Task requirements:
Exactly reproduce all the records, keeping pictures out of the copy.

Material provided:
## START

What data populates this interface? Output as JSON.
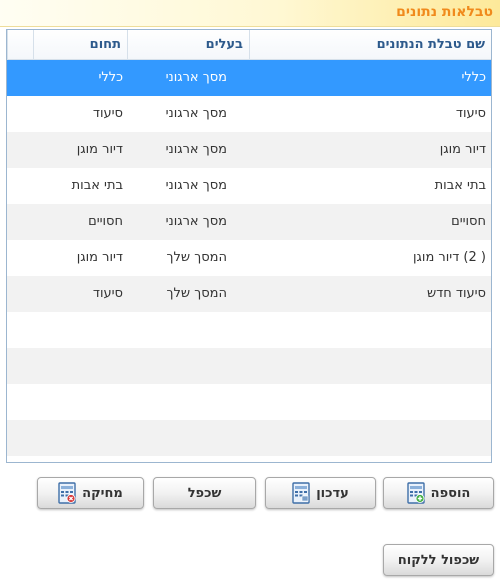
{
  "panel": {
    "title": "טבלאות נתונים"
  },
  "table": {
    "columns": {
      "name": "שם טבלת הנתונים",
      "owner": "בעלים",
      "domain": "תחום"
    },
    "rows": [
      {
        "name": "כללי",
        "owner": "מסך ארגוני",
        "domain": "כללי",
        "selected": true
      },
      {
        "name": "סיעוד",
        "owner": "מסך ארגוני",
        "domain": "סיעוד"
      },
      {
        "name": "דיור מוגן",
        "owner": "מסך ארגוני",
        "domain": "דיור מוגן"
      },
      {
        "name": "בתי אבות",
        "owner": "מסך ארגוני",
        "domain": "בתי אבות"
      },
      {
        "name": "חסויים",
        "owner": "מסך ארגוני",
        "domain": "חסויים"
      },
      {
        "name": "( 2) דיור מוגן",
        "owner": "המסך שלך",
        "domain": "דיור מוגן"
      },
      {
        "name": "סיעוד חדש",
        "owner": "המסך שלך",
        "domain": "סיעוד"
      }
    ]
  },
  "buttons": {
    "add": "הוספה",
    "update": "עדכון",
    "duplicate": "שכפל",
    "delete": "מחיקה",
    "duplicate_to_customer": "שכפול ללקוח"
  },
  "colors": {
    "accent": "#f08a1c",
    "selection": "#3399ff",
    "header_text": "#2d5a8c"
  }
}
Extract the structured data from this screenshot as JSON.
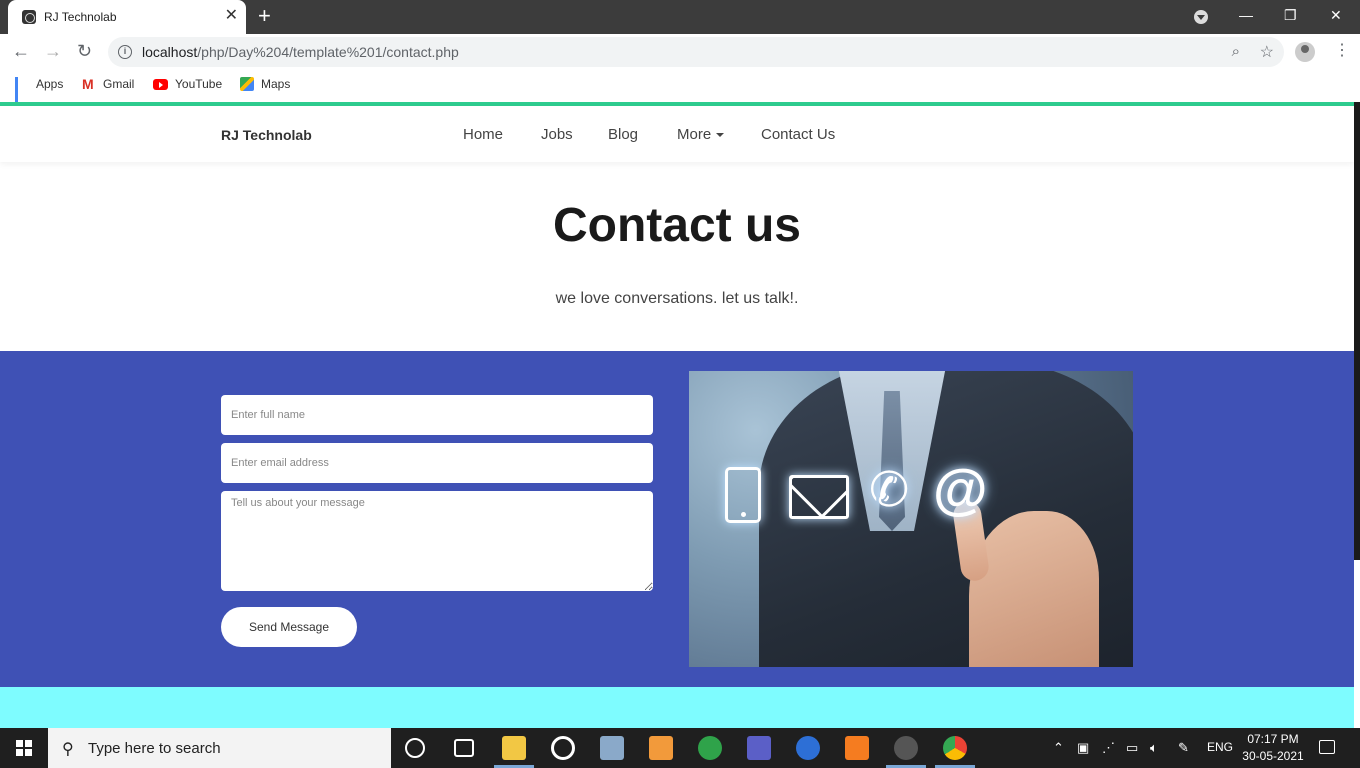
{
  "browser": {
    "tab_title": "RJ Technolab",
    "tab_close": "✕",
    "new_tab": "+",
    "url_host": "localhost",
    "url_path": "/php/Day%204/template%201/contact.php",
    "window_controls": [
      "—",
      "❐",
      "✕"
    ],
    "bookmarks": [
      {
        "label": "Apps",
        "icon": "apps-grid-icon"
      },
      {
        "label": "Gmail",
        "icon": "gmail-icon"
      },
      {
        "label": "YouTube",
        "icon": "youtube-icon"
      },
      {
        "label": "Maps",
        "icon": "maps-icon"
      }
    ]
  },
  "site": {
    "brand": "RJ Technolab",
    "nav": [
      {
        "label": "Home"
      },
      {
        "label": "Jobs"
      },
      {
        "label": "Blog"
      },
      {
        "label": "More"
      },
      {
        "label": "Contact Us"
      }
    ],
    "accent_color": "#2ecc8f",
    "section_color": "#3f51b5",
    "footer_color": "#7efcff"
  },
  "hero": {
    "title": "Contact us",
    "subtitle": "we love conversations. let us talk!."
  },
  "form": {
    "name_placeholder": "Enter full name",
    "email_placeholder": "Enter email address",
    "message_placeholder": "Tell us about your message",
    "submit_label": "Send Message"
  },
  "taskbar": {
    "search_placeholder": "Type here to search",
    "language": "ENG",
    "time": "07:17 PM",
    "date": "30-05-2021"
  }
}
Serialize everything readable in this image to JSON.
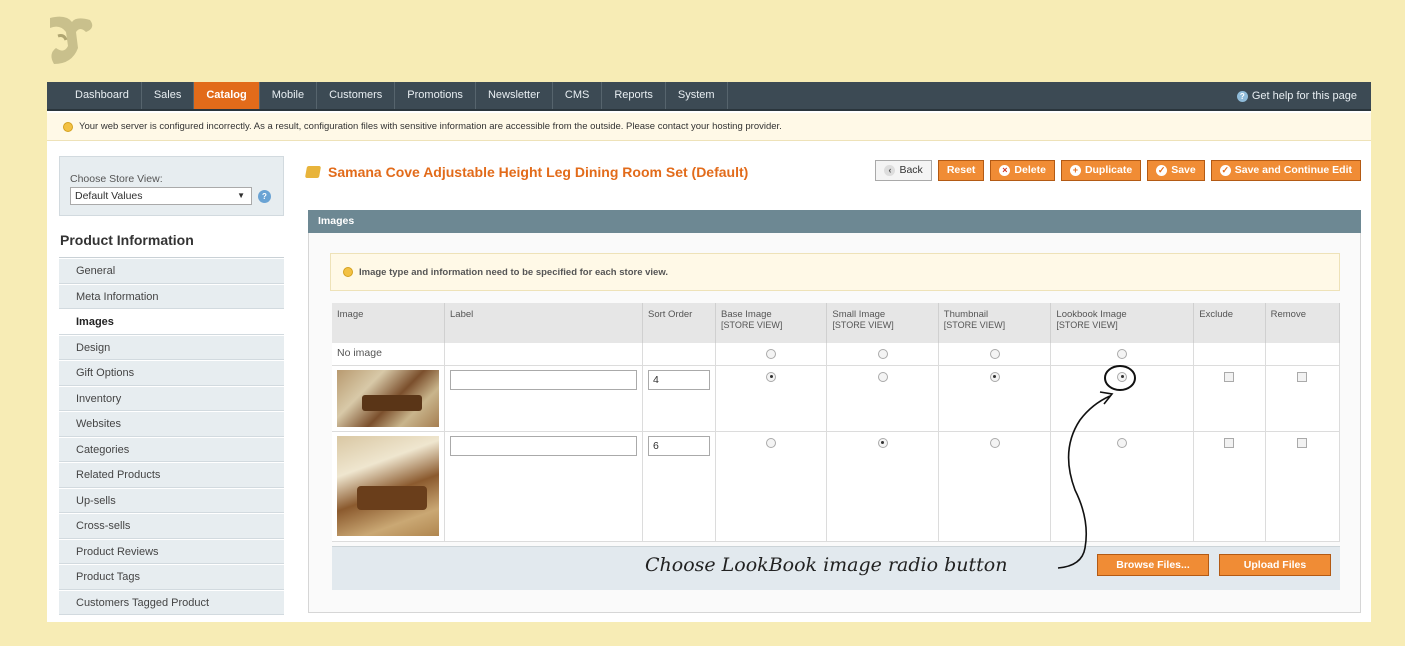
{
  "nav": {
    "items": [
      "Dashboard",
      "Sales",
      "Catalog",
      "Mobile",
      "Customers",
      "Promotions",
      "Newsletter",
      "CMS",
      "Reports",
      "System"
    ],
    "active_index": 2,
    "help": "Get help for this page"
  },
  "notice": "Your web server is configured incorrectly. As a result, configuration files with sensitive information are accessible from the outside. Please contact your hosting provider.",
  "sidebar": {
    "store_label": "Choose Store View:",
    "store_value": "Default Values",
    "section_title": "Product Information",
    "tabs": [
      "General",
      "Meta Information",
      "Images",
      "Design",
      "Gift Options",
      "Inventory",
      "Websites",
      "Categories",
      "Related Products",
      "Up-sells",
      "Cross-sells",
      "Product Reviews",
      "Product Tags",
      "Customers Tagged Product"
    ],
    "active_tab": "Images"
  },
  "header": {
    "title": "Samana Cove Adjustable Height Leg Dining Room Set (Default)",
    "buttons": [
      "Back",
      "Reset",
      "Delete",
      "Duplicate",
      "Save",
      "Save and Continue Edit"
    ]
  },
  "images": {
    "section_title": "Images",
    "hint": "Image type and information need to be specified for each store view.",
    "columns": {
      "image": "Image",
      "label": "Label",
      "sort": "Sort Order",
      "base": "Base Image",
      "small": "Small Image",
      "thumb": "Thumbnail",
      "lookbook": "Lookbook Image",
      "store_view": "[STORE VIEW]",
      "exclude": "Exclude",
      "remove": "Remove"
    },
    "no_image": "No image",
    "rows": [
      {
        "sort": "4",
        "base": true,
        "small": false,
        "thumb": true,
        "lookbook": true
      },
      {
        "sort": "6",
        "base": false,
        "small": true,
        "thumb": false,
        "lookbook": false
      }
    ],
    "browse": "Browse Files...",
    "upload": "Upload Files"
  },
  "annotation": "Choose LookBook image radio button"
}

## END

Output below:
What data populates this interface? Output as JSON.
{
  "panel": {
    "title": "טבלאות נתונים"
  },
  "table": {
    "columns": {
      "name": "שם טבלת הנתונים",
      "owner": "בעלים",
      "domain": "תחום"
    },
    "rows": [
      {
        "name": "כללי",
        "owner": "מסך ארגוני",
        "domain": "כללי",
        "selected": true
      },
      {
        "name": "סיעוד",
        "owner": "מסך ארגוני",
        "domain": "סיעוד"
      },
      {
        "name": "דיור מוגן",
        "owner": "מסך ארגוני",
        "domain": "דיור מוגן"
      },
      {
        "name": "בתי אבות",
        "owner": "מסך ארגוני",
        "domain": "בתי אבות"
      },
      {
        "name": "חסויים",
        "owner": "מסך ארגוני",
        "domain": "חסויים"
      },
      {
        "name": "( 2) דיור מוגן",
        "owner": "המסך שלך",
        "domain": "דיור מוגן"
      },
      {
        "name": "סיעוד חדש",
        "owner": "המסך שלך",
        "domain": "סיעוד"
      }
    ]
  },
  "buttons": {
    "add": "הוספה",
    "update": "עדכון",
    "duplicate": "שכפל",
    "delete": "מחיקה",
    "duplicate_to_customer": "שכפול ללקוח"
  },
  "colors": {
    "accent": "#f08a1c",
    "selection": "#3399ff",
    "header_text": "#2d5a8c"
  }
}
Extract the structured data from this screenshot as JSON.
{
  "browser": {
    "tab_title": "RJ Technolab",
    "tab_close": "✕",
    "new_tab": "+",
    "url_host": "localhost",
    "url_path": "/php/Day%204/template%201/contact.php",
    "window_controls": [
      "—",
      "❐",
      "✕"
    ],
    "bookmarks": [
      {
        "label": "Apps",
        "icon": "apps-grid-icon"
      },
      {
        "label": "Gmail",
        "icon": "gmail-icon"
      },
      {
        "label": "YouTube",
        "icon": "youtube-icon"
      },
      {
        "label": "Maps",
        "icon": "maps-icon"
      }
    ]
  },
  "site": {
    "brand": "RJ Technolab",
    "nav": [
      {
        "label": "Home"
      },
      {
        "label": "Jobs"
      },
      {
        "label": "Blog"
      },
      {
        "label": "More"
      },
      {
        "label": "Contact Us"
      }
    ],
    "accent_color": "#2ecc8f",
    "section_color": "#3f51b5",
    "footer_color": "#7efcff"
  },
  "hero": {
    "title": "Contact us",
    "subtitle": "we love conversations. let us talk!."
  },
  "form": {
    "name_placeholder": "Enter full name",
    "email_placeholder": "Enter email address",
    "message_placeholder": "Tell us about your message",
    "submit_label": "Send Message"
  },
  "taskbar": {
    "search_placeholder": "Type here to search",
    "language": "ENG",
    "time": "07:17 PM",
    "date": "30-05-2021"
  }
}
Serialize everything readable in this image to JSON.
{
  "nav": {
    "items": [
      "Dashboard",
      "Sales",
      "Catalog",
      "Mobile",
      "Customers",
      "Promotions",
      "Newsletter",
      "CMS",
      "Reports",
      "System"
    ],
    "active_index": 2,
    "help": "Get help for this page"
  },
  "notice": "Your web server is configured incorrectly. As a result, configuration files with sensitive information are accessible from the outside. Please contact your hosting provider.",
  "sidebar": {
    "store_label": "Choose Store View:",
    "store_value": "Default Values",
    "section_title": "Product Information",
    "tabs": [
      "General",
      "Meta Information",
      "Images",
      "Design",
      "Gift Options",
      "Inventory",
      "Websites",
      "Categories",
      "Related Products",
      "Up-sells",
      "Cross-sells",
      "Product Reviews",
      "Product Tags",
      "Customers Tagged Product"
    ],
    "active_tab": "Images"
  },
  "header": {
    "title": "Samana Cove Adjustable Height Leg Dining Room Set (Default)",
    "buttons": [
      "Back",
      "Reset",
      "Delete",
      "Duplicate",
      "Save",
      "Save and Continue Edit"
    ]
  },
  "images": {
    "section_title": "Images",
    "hint": "Image type and information need to be specified for each store view.",
    "columns": {
      "image": "Image",
      "label": "Label",
      "sort": "Sort Order",
      "base": "Base Image",
      "small": "Small Image",
      "thumb": "Thumbnail",
      "lookbook": "Lookbook Image",
      "store_view": "[STORE VIEW]",
      "exclude": "Exclude",
      "remove": "Remove"
    },
    "no_image": "No image",
    "rows": [
      {
        "sort": "4",
        "base": true,
        "small": false,
        "thumb": true,
        "lookbook": true
      },
      {
        "sort": "6",
        "base": false,
        "small": true,
        "thumb": false,
        "lookbook": false
      }
    ],
    "browse": "Browse Files...",
    "upload": "Upload Files"
  },
  "annotation": "Choose LookBook image radio button"
}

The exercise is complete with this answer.